• Exercise objective: In this exercise, reproduce all the entries that follow exactly.

• Material to process:

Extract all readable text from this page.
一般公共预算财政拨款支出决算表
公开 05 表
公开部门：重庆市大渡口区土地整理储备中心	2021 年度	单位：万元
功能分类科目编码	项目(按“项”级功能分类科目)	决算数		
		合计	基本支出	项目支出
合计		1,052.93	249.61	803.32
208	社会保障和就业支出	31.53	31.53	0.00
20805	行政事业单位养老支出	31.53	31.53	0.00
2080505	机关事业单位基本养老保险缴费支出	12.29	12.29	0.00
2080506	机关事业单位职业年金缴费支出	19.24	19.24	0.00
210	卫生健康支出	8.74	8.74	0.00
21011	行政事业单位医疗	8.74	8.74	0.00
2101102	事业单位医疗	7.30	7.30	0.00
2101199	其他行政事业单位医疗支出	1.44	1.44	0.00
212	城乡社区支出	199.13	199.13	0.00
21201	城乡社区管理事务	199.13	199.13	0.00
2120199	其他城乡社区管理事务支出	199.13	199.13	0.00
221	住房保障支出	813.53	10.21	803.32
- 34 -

• The solution:
Extract all readable text from this page.
一般公共预算财政拨款支出决算表
公开 05 表
公开部门：重庆市大渡口区土地整理储备中心	2021 年度	单位：万元
功能分类科目编码	项目(按“项”级功能分类科目)	决算数		
		合计	基本支出	项目支出
合计		1,052.93	249.61	803.32
208	社会保障和就业支出	31.53	31.53	0.00
20805	行政事业单位养老支出	31.53	31.53	0.00
2080505	机关事业单位基本养老保险缴费支出	12.29	12.29	0.00
2080506	机关事业单位职业年金缴费支出	19.24	19.24	0.00
210	卫生健康支出	8.74	8.74	0.00
21011	行政事业单位医疗	8.74	8.74	0.00
2101102	事业单位医疗	7.30	7.30	0.00
2101199	其他行政事业单位医疗支出	1.44	1.44	0.00
212	城乡社区支出	199.13	199.13	0.00
21201	城乡社区管理事务	199.13	199.13	0.00
2120199	其他城乡社区管理事务支出	199.13	199.13	0.00
221	住房保障支出	813.53	10.21	803.32
- 34 -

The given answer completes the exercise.